STATED EXERCISE: Transcribe the entries exactly; images are not part of the copy.

Recorded data:
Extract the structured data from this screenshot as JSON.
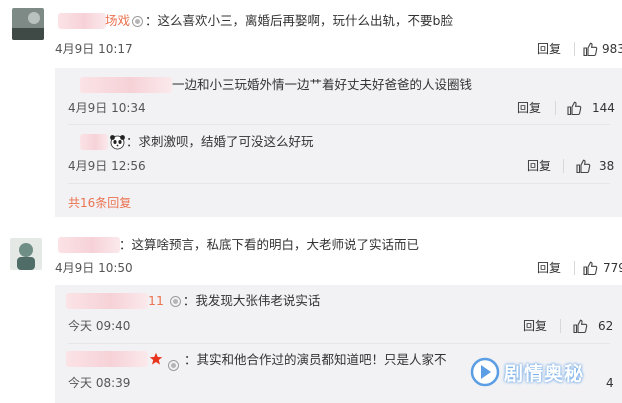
{
  "comments": [
    {
      "username_suffix": "场戏",
      "text": "：这么喜欢小三，离婚后再娶啊，玩什么出轨，不要b脸",
      "time": "4月9日 10:17",
      "reply_label": "回复",
      "likes": "983",
      "replies": [
        {
          "text": "一边和小三玩婚外情一边艹着好丈夫好爸爸的人设圈钱",
          "time": "4月9日 10:34",
          "reply_label": "回复",
          "likes": "144"
        },
        {
          "text": "：求刺激呗，结婚了可没这么好玩",
          "time": "4月9日 12:56",
          "reply_label": "回复",
          "likes": "38"
        }
      ],
      "more_replies": "共16条回复"
    },
    {
      "text": "：这算啥预言，私底下看的明白，大老师说了实话而已",
      "time": "4月9日 10:50",
      "reply_label": "回复",
      "likes": "779",
      "replies": [
        {
          "username_suffix": "11",
          "text": "：我发现大张伟老说实话",
          "time": "今天 09:40",
          "reply_label": "回复",
          "likes": "62"
        },
        {
          "text": "：其实和他合作过的演员都知道吧！只是人家不",
          "time": "今天 08:39",
          "reply_label": "回复",
          "likes": "4"
        }
      ]
    }
  ],
  "watermark": {
    "text": "剧情奥秘",
    "color": "#5b9ee3"
  },
  "colors": {
    "accent": "#eb7350",
    "reply_bg": "#f2f2f5"
  },
  "icons": [
    "thumbs-up-icon",
    "badge-icon",
    "panda-emoji-icon",
    "star-icon"
  ]
}
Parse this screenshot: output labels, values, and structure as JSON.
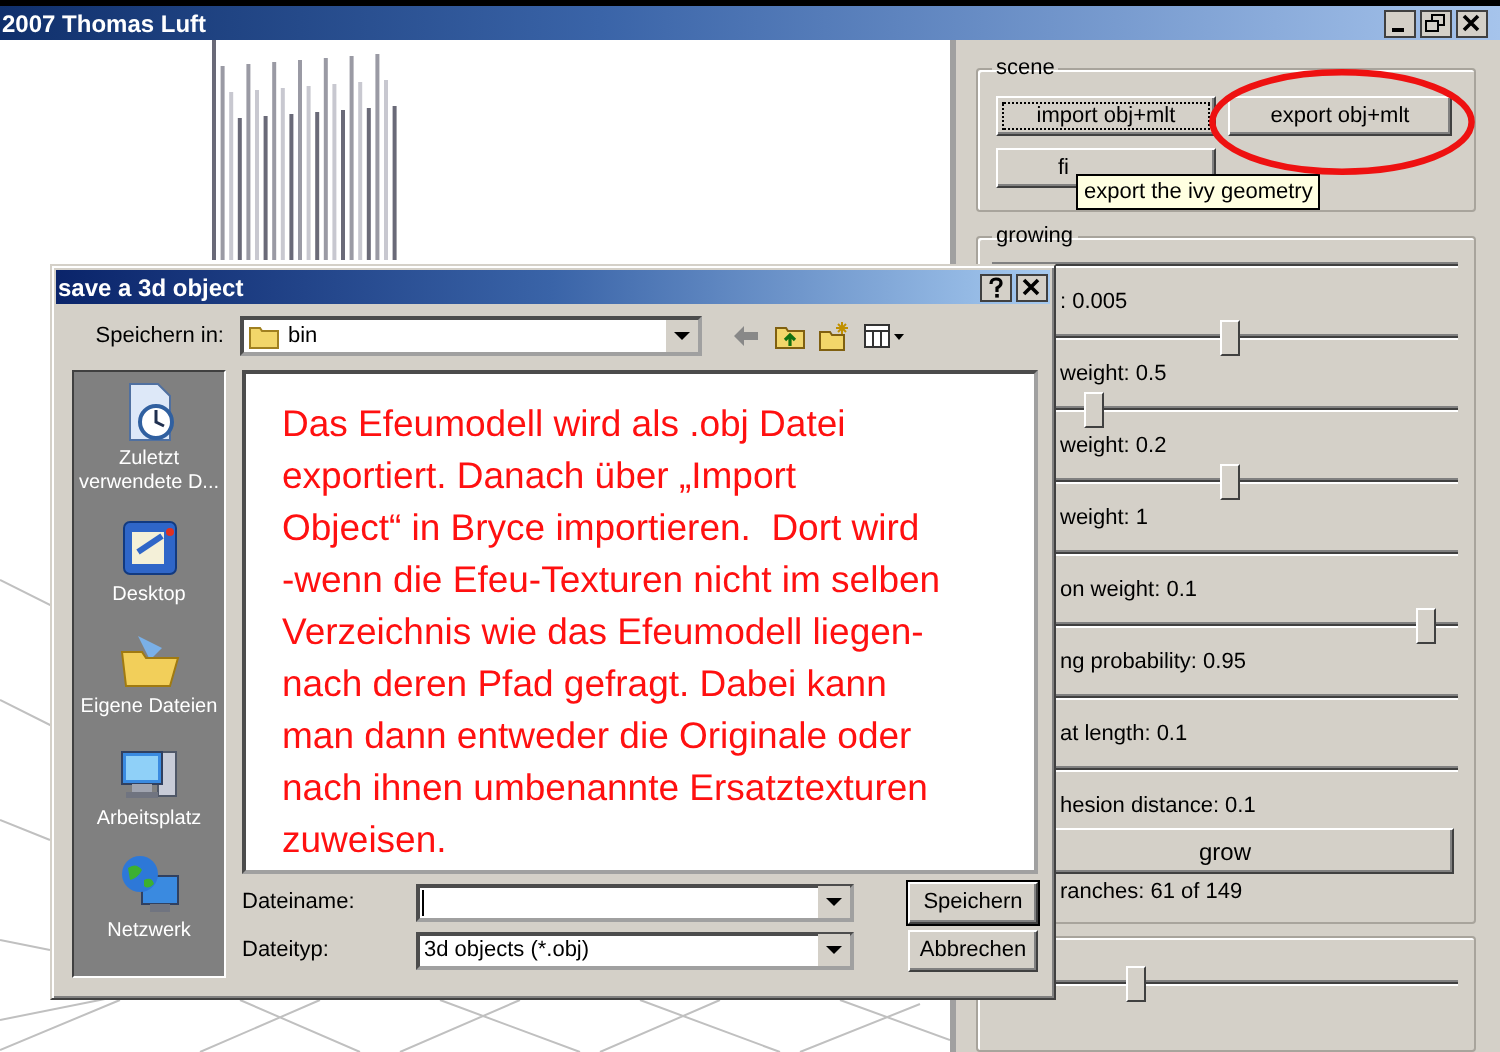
{
  "window": {
    "title": "2007 Thomas Luft"
  },
  "scene": {
    "title": "scene",
    "buttons": [
      {
        "label": "import obj+mlt",
        "focused": true
      },
      {
        "label": "export obj+mlt",
        "focused": false
      },
      {
        "label": "fi",
        "focused": false
      }
    ],
    "tooltip": "export the ivy geometry"
  },
  "growing": {
    "title": "growing",
    "rows": [
      {
        "kind": "slider"
      },
      {
        "kind": "slider",
        "label": ": 0.005",
        "level": 0.51
      },
      {
        "kind": "slider",
        "label": "weight: 0.5",
        "level": 0.22
      },
      {
        "kind": "slider",
        "label": "weight: 0.2",
        "level": 0.51
      },
      {
        "kind": "slider",
        "label": "weight: 1"
      },
      {
        "kind": "slider",
        "label": "on weight: 0.1",
        "level": 0.93
      },
      {
        "kind": "slider",
        "label": "ng probability: 0.95"
      },
      {
        "kind": "slider",
        "label": "at length: 0.1"
      },
      {
        "kind": "label",
        "label": "hesion distance: 0.1"
      }
    ],
    "grow_button": "grow",
    "status": "ranches: 61 of 149"
  },
  "bottom_group": {
    "level": 0.31
  },
  "dialog": {
    "title": "save a 3d object",
    "save_in_label": "Speichern in:",
    "save_in": "bin",
    "places": [
      {
        "kind": "recent",
        "label": "Zuletzt verwendete D..."
      },
      {
        "kind": "desktop",
        "label": "Desktop"
      },
      {
        "kind": "documents",
        "label": "Eigene Dateien"
      },
      {
        "kind": "computer",
        "label": "Arbeitsplatz"
      },
      {
        "kind": "network",
        "label": "Netzwerk"
      }
    ],
    "annotation": [
      "Das Efeumodell wird als .obj Datei",
      "exportiert. Danach über „Import",
      "Object“ in Bryce importieren.  Dort wird",
      "-wenn die Efeu-Texturen nicht im selben",
      "Verzeichnis wie das Efeumodell liegen-",
      "nach deren Pfad gefragt. Dabei kann",
      "man dann entweder die Originale oder",
      "nach ihnen umbenannte Ersatztexturen",
      "zuweisen."
    ],
    "filename_label": "Dateiname:",
    "filetype_label": "Dateityp:",
    "filetype": "3d objects (*.obj)",
    "save_button": "Speichern",
    "cancel_button": "Abbrechen"
  }
}
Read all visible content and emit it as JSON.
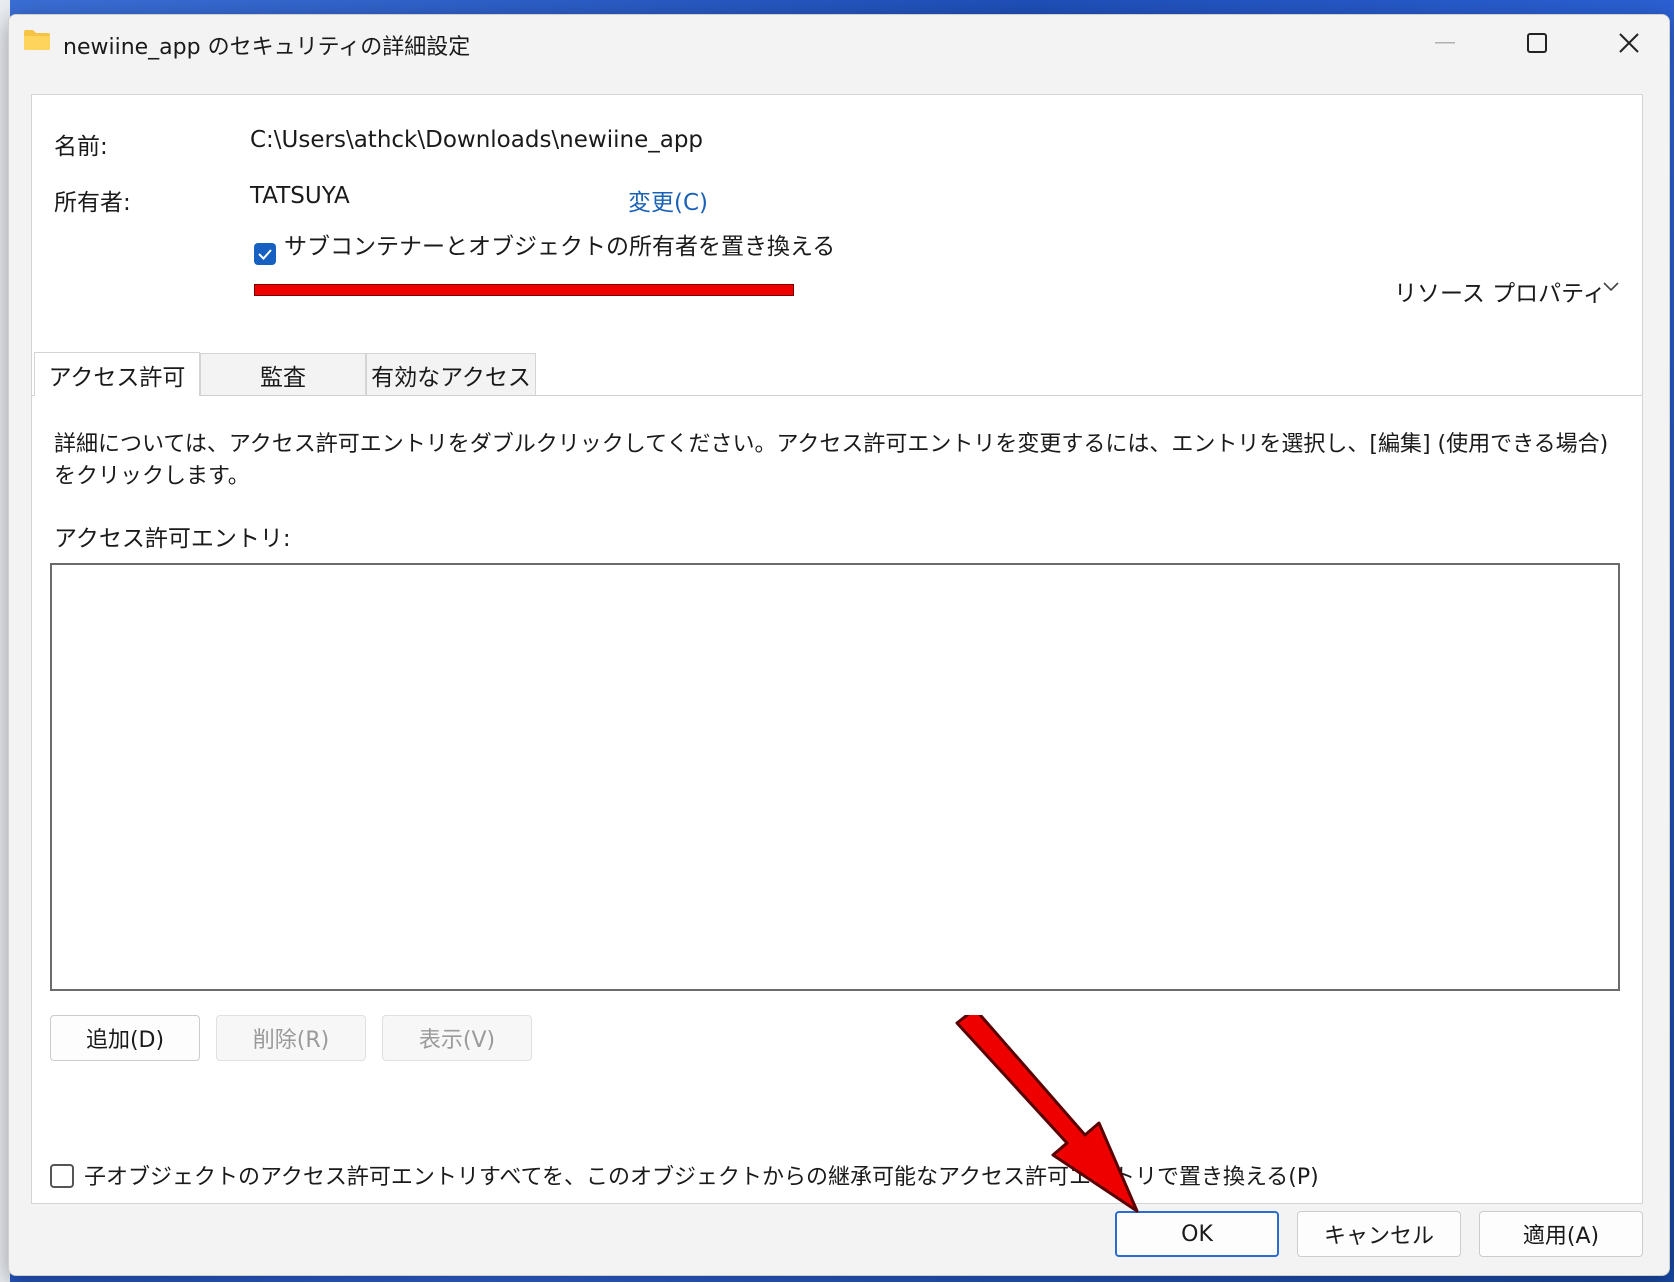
{
  "window": {
    "title": "newiine_app のセキュリティの詳細設定"
  },
  "info": {
    "name_label": "名前:",
    "name_value": "C:\\Users\\athck\\Downloads\\newiine_app",
    "owner_label": "所有者:",
    "owner_value": "TATSUYA",
    "change_link": "変更(C)",
    "replace_owner_checkbox": {
      "label": "サブコンテナーとオブジェクトの所有者を置き換える",
      "checked": true
    },
    "resource_properties": "リソース プロパティ"
  },
  "tabs": [
    {
      "label": "アクセス許可",
      "active": true
    },
    {
      "label": "監査",
      "active": false
    },
    {
      "label": "有効なアクセス",
      "active": false
    }
  ],
  "permissions": {
    "description": "詳細については、アクセス許可エントリをダブルクリックしてください。アクセス許可エントリを変更するには、エントリを選択し、[編集] (使用できる場合) をクリックします。",
    "entries_label": "アクセス許可エントリ:",
    "add_button": "追加(D)",
    "remove_button": "削除(R)",
    "view_button": "表示(V)",
    "replace_child_checkbox": {
      "label": "子オブジェクトのアクセス許可エントリすべてを、このオブジェクトからの継承可能なアクセス許可エントリで置き換える(P)",
      "checked": false
    }
  },
  "footer": {
    "ok_button": "OK",
    "cancel_button": "キャンセル",
    "apply_button": "適用(A)"
  },
  "colors": {
    "accent": "#1560c0",
    "link": "#1a62b5",
    "annotation_red": "#ee0000"
  }
}
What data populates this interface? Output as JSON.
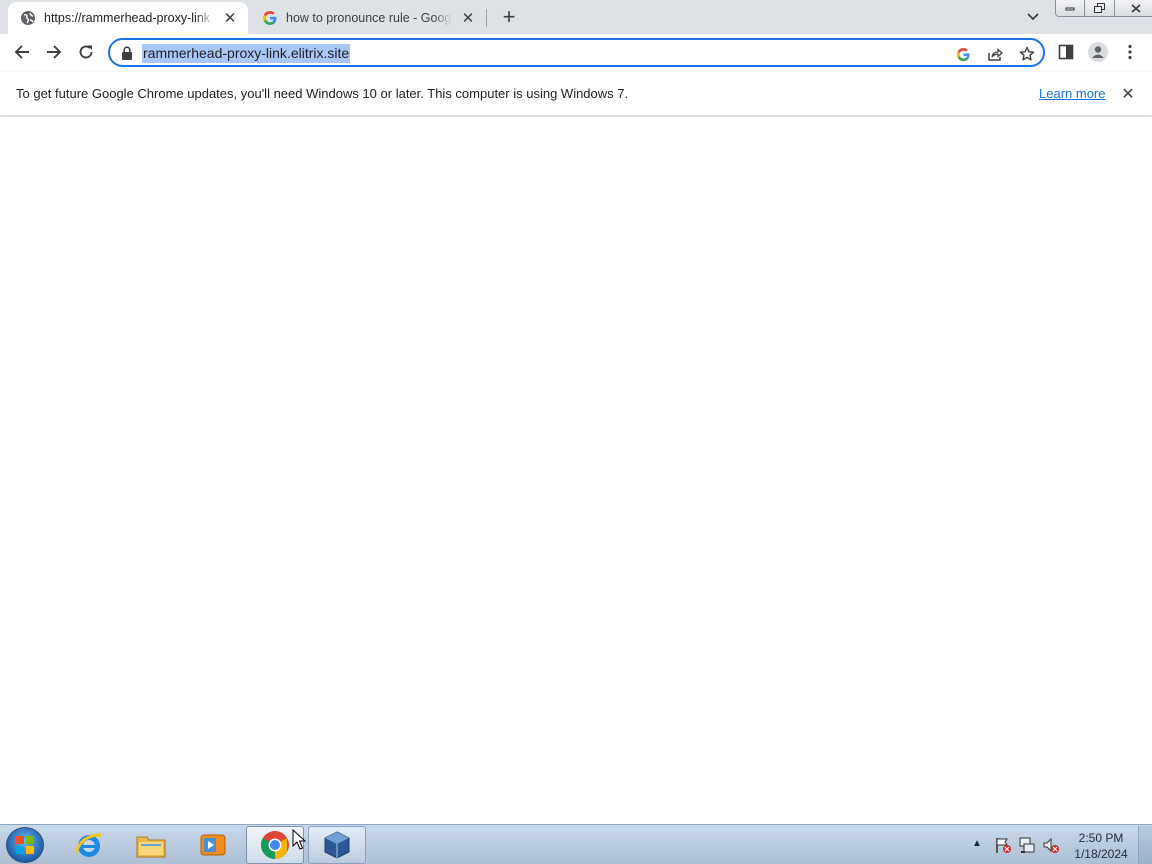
{
  "browser": {
    "tabs": [
      {
        "title": "https://rammerhead-proxy-link.elitrix.site",
        "favicon": "globe-icon",
        "active": true
      },
      {
        "title": "how to pronounce rule - Google Search",
        "favicon": "google-g-icon",
        "active": false
      }
    ],
    "omnibox": {
      "url": "rammerhead-proxy-link.elitrix.site"
    }
  },
  "infobar": {
    "message": "To get future Google Chrome updates, you'll need Windows 10 or later. This computer is using Windows 7.",
    "link_label": "Learn more"
  },
  "taskbar": {
    "pinned": [
      "internet-explorer-icon",
      "file-explorer-icon",
      "media-player-icon",
      "chrome-icon",
      "virtualbox-icon"
    ],
    "clock_time": "2:50 PM",
    "clock_date": "1/18/2024"
  },
  "colors": {
    "accent": "#1a73e8",
    "url_selection": "#a8c7fa",
    "tabstrip": "#dee1e6",
    "taskbar": "#aebfd4"
  }
}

EXPECTED ANSWER:
Extract the structured data from this screenshot as JSON.
{
  "comments": [
    {
      "username_suffix": "场戏",
      "text": "：这么喜欢小三，离婚后再娶啊，玩什么出轨，不要b脸",
      "time": "4月9日 10:17",
      "reply_label": "回复",
      "likes": "983",
      "replies": [
        {
          "text": "一边和小三玩婚外情一边艹着好丈夫好爸爸的人设圈钱",
          "time": "4月9日 10:34",
          "reply_label": "回复",
          "likes": "144"
        },
        {
          "text": "：求刺激呗，结婚了可没这么好玩",
          "time": "4月9日 12:56",
          "reply_label": "回复",
          "likes": "38"
        }
      ],
      "more_replies": "共16条回复"
    },
    {
      "text": "：这算啥预言，私底下看的明白，大老师说了实话而已",
      "time": "4月9日 10:50",
      "reply_label": "回复",
      "likes": "779",
      "replies": [
        {
          "username_suffix": "11",
          "text": "：我发现大张伟老说实话",
          "time": "今天 09:40",
          "reply_label": "回复",
          "likes": "62"
        },
        {
          "text": "：其实和他合作过的演员都知道吧！只是人家不",
          "time": "今天 08:39",
          "reply_label": "回复",
          "likes": "4"
        }
      ]
    }
  ],
  "watermark": {
    "text": "剧情奥秘",
    "color": "#5b9ee3"
  },
  "colors": {
    "accent": "#eb7350",
    "reply_bg": "#f2f2f5"
  },
  "icons": [
    "thumbs-up-icon",
    "badge-icon",
    "panda-emoji-icon",
    "star-icon"
  ]
}
Parse this screenshot: output labels, values, and structure as JSON.
{
  "window": {
    "title": "2007 Thomas Luft"
  },
  "scene": {
    "title": "scene",
    "buttons": [
      {
        "label": "import obj+mlt",
        "focused": true
      },
      {
        "label": "export obj+mlt",
        "focused": false
      },
      {
        "label": "fi",
        "focused": false
      }
    ],
    "tooltip": "export the ivy geometry"
  },
  "growing": {
    "title": "growing",
    "rows": [
      {
        "kind": "slider"
      },
      {
        "kind": "slider",
        "label": ": 0.005",
        "level": 0.51
      },
      {
        "kind": "slider",
        "label": "weight: 0.5",
        "level": 0.22
      },
      {
        "kind": "slider",
        "label": "weight: 0.2",
        "level": 0.51
      },
      {
        "kind": "slider",
        "label": "weight: 1"
      },
      {
        "kind": "slider",
        "label": "on weight: 0.1",
        "level": 0.93
      },
      {
        "kind": "slider",
        "label": "ng probability: 0.95"
      },
      {
        "kind": "slider",
        "label": "at length: 0.1"
      },
      {
        "kind": "label",
        "label": "hesion distance: 0.1"
      }
    ],
    "grow_button": "grow",
    "status": "ranches: 61 of 149"
  },
  "bottom_group": {
    "level": 0.31
  },
  "dialog": {
    "title": "save a 3d object",
    "save_in_label": "Speichern in:",
    "save_in": "bin",
    "places": [
      {
        "kind": "recent",
        "label": "Zuletzt verwendete D..."
      },
      {
        "kind": "desktop",
        "label": "Desktop"
      },
      {
        "kind": "documents",
        "label": "Eigene Dateien"
      },
      {
        "kind": "computer",
        "label": "Arbeitsplatz"
      },
      {
        "kind": "network",
        "label": "Netzwerk"
      }
    ],
    "annotation": [
      "Das Efeumodell wird als .obj Datei",
      "exportiert. Danach über „Import",
      "Object“ in Bryce importieren.  Dort wird",
      "-wenn die Efeu-Texturen nicht im selben",
      "Verzeichnis wie das Efeumodell liegen-",
      "nach deren Pfad gefragt. Dabei kann",
      "man dann entweder die Originale oder",
      "nach ihnen umbenannte Ersatztexturen",
      "zuweisen."
    ],
    "filename_label": "Dateiname:",
    "filetype_label": "Dateityp:",
    "filetype": "3d objects (*.obj)",
    "save_button": "Speichern",
    "cancel_button": "Abbrechen"
  }
}
Read all visible content and emit it as JSON.
{
  "window": {
    "title": "newiine_app のセキュリティの詳細設定"
  },
  "info": {
    "name_label": "名前:",
    "name_value": "C:\\Users\\athck\\Downloads\\newiine_app",
    "owner_label": "所有者:",
    "owner_value": "TATSUYA",
    "change_link": "変更(C)",
    "replace_owner_checkbox": {
      "label": "サブコンテナーとオブジェクトの所有者を置き換える",
      "checked": true
    },
    "resource_properties": "リソース プロパティ"
  },
  "tabs": [
    {
      "label": "アクセス許可",
      "active": true
    },
    {
      "label": "監査",
      "active": false
    },
    {
      "label": "有効なアクセス",
      "active": false
    }
  ],
  "permissions": {
    "description": "詳細については、アクセス許可エントリをダブルクリックしてください。アクセス許可エントリを変更するには、エントリを選択し、[編集] (使用できる場合) をクリックします。",
    "entries_label": "アクセス許可エントリ:",
    "add_button": "追加(D)",
    "remove_button": "削除(R)",
    "view_button": "表示(V)",
    "replace_child_checkbox": {
      "label": "子オブジェクトのアクセス許可エントリすべてを、このオブジェクトからの継承可能なアクセス許可エントリで置き換える(P)",
      "checked": false
    }
  },
  "footer": {
    "ok_button": "OK",
    "cancel_button": "キャンセル",
    "apply_button": "適用(A)"
  },
  "colors": {
    "accent": "#1560c0",
    "link": "#1a62b5",
    "annotation_red": "#ee0000"
  }
}
What data populates this interface? Output as JSON.
{
  "browser": {
    "tabs": [
      {
        "title": "https://rammerhead-proxy-link.elitrix.site",
        "favicon": "globe-icon",
        "active": true
      },
      {
        "title": "how to pronounce rule - Google Search",
        "favicon": "google-g-icon",
        "active": false
      }
    ],
    "omnibox": {
      "url": "rammerhead-proxy-link.elitrix.site"
    }
  },
  "infobar": {
    "message": "To get future Google Chrome updates, you'll need Windows 10 or later. This computer is using Windows 7.",
    "link_label": "Learn more"
  },
  "taskbar": {
    "pinned": [
      "internet-explorer-icon",
      "file-explorer-icon",
      "media-player-icon",
      "chrome-icon",
      "virtualbox-icon"
    ],
    "clock_time": "2:50 PM",
    "clock_date": "1/18/2024"
  },
  "colors": {
    "accent": "#1a73e8",
    "url_selection": "#a8c7fa",
    "tabstrip": "#dee1e6",
    "taskbar": "#aebfd4"
  }
}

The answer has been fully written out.